[Raw records]
########################################

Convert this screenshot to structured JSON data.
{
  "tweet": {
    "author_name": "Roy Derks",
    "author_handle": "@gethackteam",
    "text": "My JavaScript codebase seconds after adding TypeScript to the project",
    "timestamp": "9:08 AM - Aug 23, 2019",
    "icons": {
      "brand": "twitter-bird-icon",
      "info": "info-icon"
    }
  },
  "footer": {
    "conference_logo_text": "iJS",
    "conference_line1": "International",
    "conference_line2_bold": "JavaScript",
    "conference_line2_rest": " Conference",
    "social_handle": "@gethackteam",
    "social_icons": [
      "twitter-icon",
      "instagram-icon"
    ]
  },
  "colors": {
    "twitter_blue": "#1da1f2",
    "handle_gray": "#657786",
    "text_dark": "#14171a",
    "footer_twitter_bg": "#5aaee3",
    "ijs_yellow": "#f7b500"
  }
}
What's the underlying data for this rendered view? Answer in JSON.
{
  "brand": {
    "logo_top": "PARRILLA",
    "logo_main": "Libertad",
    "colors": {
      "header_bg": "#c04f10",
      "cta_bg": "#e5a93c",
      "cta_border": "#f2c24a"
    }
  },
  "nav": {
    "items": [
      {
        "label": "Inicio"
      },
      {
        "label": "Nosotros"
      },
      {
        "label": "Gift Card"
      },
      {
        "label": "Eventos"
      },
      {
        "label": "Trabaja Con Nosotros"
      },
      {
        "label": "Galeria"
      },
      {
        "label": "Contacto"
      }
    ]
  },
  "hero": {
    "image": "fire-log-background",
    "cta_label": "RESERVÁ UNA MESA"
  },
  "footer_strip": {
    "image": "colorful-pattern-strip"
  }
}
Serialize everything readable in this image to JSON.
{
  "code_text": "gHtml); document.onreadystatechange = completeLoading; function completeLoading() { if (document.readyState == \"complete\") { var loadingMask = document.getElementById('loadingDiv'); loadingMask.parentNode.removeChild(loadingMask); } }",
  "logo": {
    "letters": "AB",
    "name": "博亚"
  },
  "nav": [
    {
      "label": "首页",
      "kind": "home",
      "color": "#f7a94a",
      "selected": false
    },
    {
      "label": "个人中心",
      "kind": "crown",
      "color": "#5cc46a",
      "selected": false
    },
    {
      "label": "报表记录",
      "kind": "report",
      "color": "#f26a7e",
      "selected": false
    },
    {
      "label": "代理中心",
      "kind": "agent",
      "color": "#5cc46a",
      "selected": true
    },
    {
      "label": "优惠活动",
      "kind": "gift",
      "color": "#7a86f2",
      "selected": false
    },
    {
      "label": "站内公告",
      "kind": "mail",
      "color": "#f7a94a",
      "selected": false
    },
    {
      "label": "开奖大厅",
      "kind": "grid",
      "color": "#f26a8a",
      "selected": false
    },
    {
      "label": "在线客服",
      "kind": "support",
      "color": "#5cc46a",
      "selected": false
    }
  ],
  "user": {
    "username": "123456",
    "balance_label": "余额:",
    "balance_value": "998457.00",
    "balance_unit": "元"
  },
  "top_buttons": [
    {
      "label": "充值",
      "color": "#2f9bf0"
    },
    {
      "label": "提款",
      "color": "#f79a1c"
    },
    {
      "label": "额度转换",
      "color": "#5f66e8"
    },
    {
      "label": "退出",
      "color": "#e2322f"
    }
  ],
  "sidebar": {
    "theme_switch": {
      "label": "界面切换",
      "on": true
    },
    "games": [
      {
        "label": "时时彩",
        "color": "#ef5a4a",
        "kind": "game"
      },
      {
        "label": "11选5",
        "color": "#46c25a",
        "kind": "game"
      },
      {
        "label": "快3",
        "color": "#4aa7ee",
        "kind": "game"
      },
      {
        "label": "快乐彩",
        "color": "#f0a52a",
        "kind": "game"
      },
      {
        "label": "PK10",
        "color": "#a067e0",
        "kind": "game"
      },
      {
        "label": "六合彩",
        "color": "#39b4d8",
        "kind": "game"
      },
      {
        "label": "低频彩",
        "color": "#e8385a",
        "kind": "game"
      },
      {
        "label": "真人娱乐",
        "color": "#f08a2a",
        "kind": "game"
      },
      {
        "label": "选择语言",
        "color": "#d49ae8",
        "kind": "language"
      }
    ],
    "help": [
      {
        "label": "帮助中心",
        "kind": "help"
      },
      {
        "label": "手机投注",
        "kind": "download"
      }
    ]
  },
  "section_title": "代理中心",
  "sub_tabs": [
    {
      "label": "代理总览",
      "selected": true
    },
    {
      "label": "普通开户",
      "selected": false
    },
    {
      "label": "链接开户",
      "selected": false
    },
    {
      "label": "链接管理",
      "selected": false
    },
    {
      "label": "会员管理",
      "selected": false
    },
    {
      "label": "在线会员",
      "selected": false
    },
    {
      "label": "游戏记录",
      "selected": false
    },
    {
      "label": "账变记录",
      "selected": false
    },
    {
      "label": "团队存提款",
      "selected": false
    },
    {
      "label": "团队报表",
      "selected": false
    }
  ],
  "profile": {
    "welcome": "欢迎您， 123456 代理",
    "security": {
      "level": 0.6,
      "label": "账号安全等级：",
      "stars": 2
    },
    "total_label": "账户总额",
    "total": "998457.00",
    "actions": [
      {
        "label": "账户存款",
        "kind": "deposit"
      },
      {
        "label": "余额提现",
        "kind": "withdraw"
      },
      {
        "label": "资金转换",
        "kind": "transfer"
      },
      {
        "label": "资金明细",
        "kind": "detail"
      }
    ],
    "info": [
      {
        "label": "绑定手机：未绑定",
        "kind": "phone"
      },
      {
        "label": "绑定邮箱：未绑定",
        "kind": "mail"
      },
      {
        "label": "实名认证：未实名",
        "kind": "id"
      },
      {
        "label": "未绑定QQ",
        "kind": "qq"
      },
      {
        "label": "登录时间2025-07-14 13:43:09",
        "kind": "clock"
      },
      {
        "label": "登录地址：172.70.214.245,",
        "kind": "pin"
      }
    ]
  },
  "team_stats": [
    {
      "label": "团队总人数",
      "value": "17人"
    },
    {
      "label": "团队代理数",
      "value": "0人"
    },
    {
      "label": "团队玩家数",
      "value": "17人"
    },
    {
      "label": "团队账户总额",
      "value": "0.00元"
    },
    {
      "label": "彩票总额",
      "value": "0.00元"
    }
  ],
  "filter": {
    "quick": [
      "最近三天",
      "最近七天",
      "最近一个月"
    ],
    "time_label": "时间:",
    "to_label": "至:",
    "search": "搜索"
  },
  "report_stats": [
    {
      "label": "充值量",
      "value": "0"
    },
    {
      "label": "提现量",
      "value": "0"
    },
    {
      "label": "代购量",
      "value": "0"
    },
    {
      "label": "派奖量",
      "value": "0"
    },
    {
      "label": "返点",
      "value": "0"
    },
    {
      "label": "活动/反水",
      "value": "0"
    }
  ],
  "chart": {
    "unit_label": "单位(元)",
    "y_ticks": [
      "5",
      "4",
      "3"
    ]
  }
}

########################################

# TASK PROMPT
In the material above, find each line that contains the word "data", and select it.

# EXERCISE OUTPUT
Convert this screenshot to structured JSON data.
What's the underlying data for this rendered view? Answer in JSON.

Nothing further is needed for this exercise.